- _THE PROBLEM_
Comb through the entries for "selected" and pull out each line that holds it.
** Start SOURCE MATERIAL **
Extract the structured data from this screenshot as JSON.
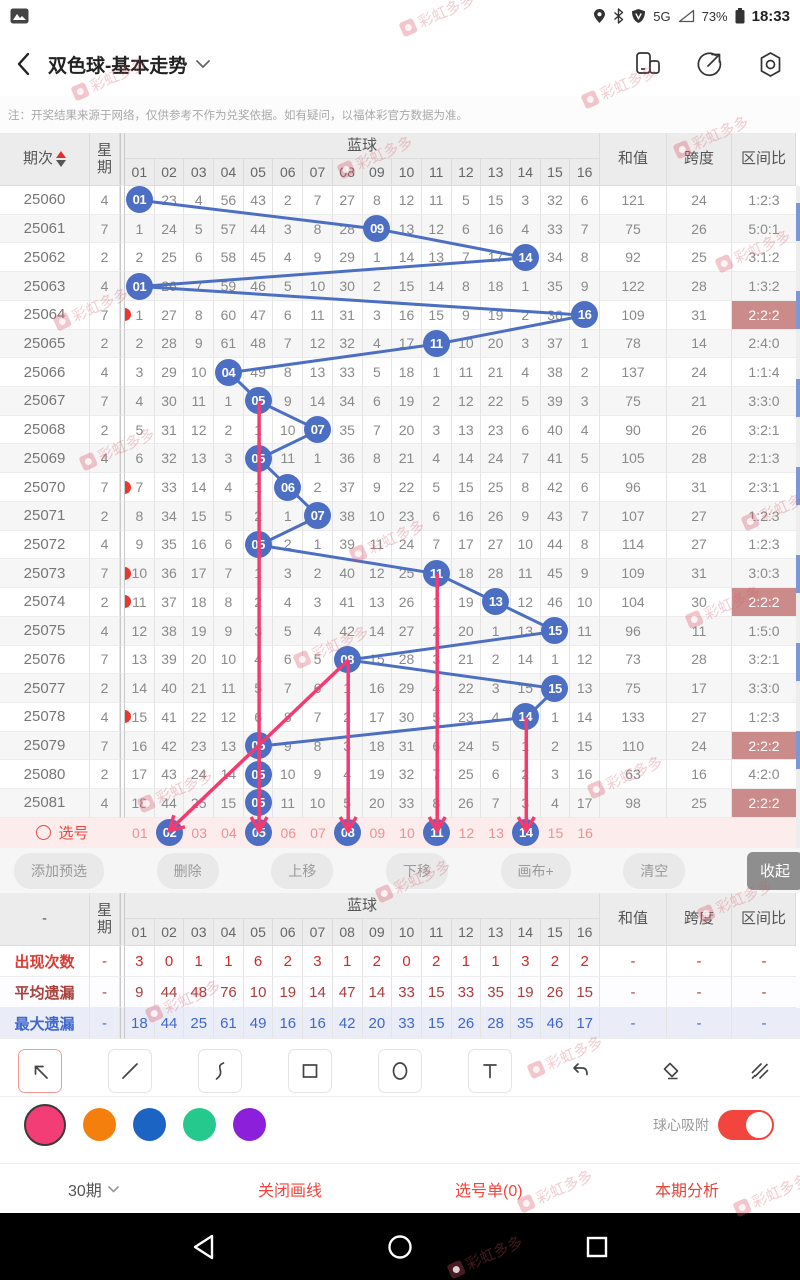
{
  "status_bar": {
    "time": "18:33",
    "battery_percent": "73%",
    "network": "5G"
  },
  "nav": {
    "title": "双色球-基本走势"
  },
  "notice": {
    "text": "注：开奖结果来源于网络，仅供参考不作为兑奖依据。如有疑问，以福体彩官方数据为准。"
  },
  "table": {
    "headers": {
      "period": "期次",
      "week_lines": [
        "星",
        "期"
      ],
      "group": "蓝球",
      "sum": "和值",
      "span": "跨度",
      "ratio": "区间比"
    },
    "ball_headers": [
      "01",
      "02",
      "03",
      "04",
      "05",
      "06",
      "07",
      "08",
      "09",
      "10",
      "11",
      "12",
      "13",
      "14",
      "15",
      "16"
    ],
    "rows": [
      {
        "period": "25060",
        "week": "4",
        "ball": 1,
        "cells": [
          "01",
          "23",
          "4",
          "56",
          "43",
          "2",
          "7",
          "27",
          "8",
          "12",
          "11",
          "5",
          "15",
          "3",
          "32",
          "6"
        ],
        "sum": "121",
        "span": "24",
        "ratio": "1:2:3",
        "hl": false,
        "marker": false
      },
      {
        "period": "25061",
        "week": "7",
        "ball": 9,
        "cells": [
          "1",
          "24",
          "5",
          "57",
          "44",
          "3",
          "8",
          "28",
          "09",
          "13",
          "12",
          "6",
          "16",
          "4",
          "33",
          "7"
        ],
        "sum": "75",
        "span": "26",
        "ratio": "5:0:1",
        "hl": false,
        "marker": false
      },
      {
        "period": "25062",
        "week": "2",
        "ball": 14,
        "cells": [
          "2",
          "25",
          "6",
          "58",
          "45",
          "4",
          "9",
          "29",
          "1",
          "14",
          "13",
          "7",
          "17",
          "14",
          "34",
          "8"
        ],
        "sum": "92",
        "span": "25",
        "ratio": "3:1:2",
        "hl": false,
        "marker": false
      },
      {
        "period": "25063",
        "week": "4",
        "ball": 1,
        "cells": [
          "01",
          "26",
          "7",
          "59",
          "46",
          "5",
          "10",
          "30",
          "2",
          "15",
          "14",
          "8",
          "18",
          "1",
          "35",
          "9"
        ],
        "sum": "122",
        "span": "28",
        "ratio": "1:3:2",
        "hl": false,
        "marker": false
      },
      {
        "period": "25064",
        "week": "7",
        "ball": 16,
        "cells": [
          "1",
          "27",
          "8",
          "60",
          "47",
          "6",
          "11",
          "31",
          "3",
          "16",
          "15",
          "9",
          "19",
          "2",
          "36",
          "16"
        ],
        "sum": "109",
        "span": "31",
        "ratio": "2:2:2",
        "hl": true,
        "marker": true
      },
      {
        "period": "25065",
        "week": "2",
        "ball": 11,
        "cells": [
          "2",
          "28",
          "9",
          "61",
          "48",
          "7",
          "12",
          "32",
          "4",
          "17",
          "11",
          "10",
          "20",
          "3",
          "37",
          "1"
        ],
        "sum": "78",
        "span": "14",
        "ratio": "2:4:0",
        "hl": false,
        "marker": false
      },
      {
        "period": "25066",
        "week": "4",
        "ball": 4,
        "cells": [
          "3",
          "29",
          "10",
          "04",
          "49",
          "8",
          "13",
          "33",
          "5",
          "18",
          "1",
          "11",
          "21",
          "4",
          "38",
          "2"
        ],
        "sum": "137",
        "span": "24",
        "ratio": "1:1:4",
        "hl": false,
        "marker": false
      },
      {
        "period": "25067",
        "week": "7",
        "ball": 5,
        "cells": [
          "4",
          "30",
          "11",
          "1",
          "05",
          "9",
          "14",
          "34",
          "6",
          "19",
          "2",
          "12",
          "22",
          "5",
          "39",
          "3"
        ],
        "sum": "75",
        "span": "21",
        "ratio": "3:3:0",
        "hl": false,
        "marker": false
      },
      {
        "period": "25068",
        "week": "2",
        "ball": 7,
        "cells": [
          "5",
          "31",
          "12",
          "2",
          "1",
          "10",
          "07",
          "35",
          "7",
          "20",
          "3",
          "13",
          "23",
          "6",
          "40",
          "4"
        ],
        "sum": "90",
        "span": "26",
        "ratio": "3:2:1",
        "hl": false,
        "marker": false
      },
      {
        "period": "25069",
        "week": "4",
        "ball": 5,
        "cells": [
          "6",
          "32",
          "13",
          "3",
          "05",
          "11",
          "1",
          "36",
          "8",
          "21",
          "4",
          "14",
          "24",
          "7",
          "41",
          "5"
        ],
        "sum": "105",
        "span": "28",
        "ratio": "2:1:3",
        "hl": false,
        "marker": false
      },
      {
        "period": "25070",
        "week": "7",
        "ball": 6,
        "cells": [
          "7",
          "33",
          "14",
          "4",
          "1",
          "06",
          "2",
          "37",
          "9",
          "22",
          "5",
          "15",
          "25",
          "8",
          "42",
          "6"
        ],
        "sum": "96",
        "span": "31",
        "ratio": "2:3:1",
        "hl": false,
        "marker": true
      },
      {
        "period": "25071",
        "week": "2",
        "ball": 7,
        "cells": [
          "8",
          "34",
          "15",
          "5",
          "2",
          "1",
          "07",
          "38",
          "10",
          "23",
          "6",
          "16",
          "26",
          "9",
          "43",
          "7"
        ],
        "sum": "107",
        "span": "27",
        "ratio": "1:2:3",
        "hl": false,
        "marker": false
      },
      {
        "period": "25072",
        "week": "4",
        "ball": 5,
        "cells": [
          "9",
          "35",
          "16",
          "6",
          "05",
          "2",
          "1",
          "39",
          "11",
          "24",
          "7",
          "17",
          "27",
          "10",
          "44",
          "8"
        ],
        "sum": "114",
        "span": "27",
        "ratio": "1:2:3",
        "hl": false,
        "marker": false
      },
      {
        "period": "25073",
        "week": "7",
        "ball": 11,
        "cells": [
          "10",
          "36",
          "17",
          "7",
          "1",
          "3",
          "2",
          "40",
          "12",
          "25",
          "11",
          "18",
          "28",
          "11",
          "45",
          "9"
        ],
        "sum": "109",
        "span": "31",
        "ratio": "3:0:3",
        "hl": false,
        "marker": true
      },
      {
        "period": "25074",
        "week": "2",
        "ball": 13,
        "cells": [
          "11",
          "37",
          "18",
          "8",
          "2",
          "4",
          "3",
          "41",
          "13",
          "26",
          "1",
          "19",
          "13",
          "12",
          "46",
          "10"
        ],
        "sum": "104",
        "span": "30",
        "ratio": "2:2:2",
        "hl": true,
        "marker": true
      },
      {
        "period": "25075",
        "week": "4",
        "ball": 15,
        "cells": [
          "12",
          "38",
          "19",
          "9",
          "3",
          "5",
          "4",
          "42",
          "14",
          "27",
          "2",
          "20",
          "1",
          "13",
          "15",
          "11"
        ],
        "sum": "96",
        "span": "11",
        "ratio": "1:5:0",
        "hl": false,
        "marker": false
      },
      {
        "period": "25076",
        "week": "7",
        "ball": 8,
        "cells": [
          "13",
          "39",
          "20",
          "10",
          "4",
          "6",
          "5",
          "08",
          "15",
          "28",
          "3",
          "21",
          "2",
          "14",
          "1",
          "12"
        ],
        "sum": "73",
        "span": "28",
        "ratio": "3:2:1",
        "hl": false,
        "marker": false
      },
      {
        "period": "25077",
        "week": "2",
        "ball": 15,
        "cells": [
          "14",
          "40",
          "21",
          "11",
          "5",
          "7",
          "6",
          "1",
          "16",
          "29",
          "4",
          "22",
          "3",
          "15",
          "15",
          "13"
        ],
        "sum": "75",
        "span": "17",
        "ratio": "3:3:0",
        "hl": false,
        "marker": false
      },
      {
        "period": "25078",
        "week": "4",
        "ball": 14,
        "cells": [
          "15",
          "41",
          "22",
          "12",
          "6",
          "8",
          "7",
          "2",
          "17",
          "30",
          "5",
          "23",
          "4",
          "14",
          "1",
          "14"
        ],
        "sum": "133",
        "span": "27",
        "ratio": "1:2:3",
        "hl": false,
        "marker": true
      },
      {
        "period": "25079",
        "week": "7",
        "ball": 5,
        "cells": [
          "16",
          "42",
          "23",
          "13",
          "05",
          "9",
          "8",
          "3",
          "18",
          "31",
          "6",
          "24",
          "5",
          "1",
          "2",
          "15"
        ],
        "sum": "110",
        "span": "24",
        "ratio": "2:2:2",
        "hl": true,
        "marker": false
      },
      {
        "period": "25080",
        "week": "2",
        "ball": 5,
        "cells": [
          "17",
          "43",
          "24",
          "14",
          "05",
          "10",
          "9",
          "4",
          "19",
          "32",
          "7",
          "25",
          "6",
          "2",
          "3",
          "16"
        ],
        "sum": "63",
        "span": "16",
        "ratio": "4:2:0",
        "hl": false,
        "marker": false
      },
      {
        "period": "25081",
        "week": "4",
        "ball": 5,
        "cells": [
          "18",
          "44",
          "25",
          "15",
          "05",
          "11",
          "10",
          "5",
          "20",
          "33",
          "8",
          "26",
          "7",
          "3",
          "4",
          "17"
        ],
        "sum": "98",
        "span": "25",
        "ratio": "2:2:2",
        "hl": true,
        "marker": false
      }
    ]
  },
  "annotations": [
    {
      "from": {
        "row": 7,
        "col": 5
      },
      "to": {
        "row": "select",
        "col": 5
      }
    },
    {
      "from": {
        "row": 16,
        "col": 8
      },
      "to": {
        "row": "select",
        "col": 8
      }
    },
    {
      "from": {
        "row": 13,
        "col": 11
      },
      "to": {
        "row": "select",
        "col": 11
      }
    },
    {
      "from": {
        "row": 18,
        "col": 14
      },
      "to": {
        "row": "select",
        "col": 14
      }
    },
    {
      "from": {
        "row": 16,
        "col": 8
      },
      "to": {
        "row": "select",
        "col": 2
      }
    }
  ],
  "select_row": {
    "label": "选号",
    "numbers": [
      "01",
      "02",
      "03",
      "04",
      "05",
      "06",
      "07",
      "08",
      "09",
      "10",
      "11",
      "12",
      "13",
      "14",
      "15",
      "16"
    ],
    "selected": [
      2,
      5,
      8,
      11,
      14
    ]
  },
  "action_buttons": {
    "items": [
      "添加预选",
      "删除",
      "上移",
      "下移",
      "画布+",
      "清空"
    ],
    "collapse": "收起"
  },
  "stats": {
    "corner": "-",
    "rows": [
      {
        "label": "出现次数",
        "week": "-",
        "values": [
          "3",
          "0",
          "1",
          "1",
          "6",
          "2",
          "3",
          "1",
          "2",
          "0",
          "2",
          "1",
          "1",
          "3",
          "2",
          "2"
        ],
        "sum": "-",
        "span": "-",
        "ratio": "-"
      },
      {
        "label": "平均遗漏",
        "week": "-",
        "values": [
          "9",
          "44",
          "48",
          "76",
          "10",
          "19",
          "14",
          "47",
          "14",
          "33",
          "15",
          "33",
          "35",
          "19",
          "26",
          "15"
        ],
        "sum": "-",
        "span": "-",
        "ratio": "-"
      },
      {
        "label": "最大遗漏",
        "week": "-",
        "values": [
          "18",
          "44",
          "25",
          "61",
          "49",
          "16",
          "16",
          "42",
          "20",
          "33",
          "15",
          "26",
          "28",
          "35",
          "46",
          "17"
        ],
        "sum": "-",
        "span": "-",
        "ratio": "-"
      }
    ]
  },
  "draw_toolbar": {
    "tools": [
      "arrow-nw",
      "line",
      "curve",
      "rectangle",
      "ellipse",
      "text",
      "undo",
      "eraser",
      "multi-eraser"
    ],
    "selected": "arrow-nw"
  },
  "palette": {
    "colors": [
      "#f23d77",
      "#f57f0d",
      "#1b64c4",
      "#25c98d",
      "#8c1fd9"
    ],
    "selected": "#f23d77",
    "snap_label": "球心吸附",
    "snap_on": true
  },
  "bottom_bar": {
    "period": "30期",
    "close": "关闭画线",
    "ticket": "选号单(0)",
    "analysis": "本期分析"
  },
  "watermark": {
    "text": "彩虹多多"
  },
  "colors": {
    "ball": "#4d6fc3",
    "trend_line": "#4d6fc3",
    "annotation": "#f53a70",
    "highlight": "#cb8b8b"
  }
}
** End SOURCE MATERIAL **
- _THE ANSWER_
    "selected": [
    "selected": "arrow-nw"
    "selected": "#f23d77",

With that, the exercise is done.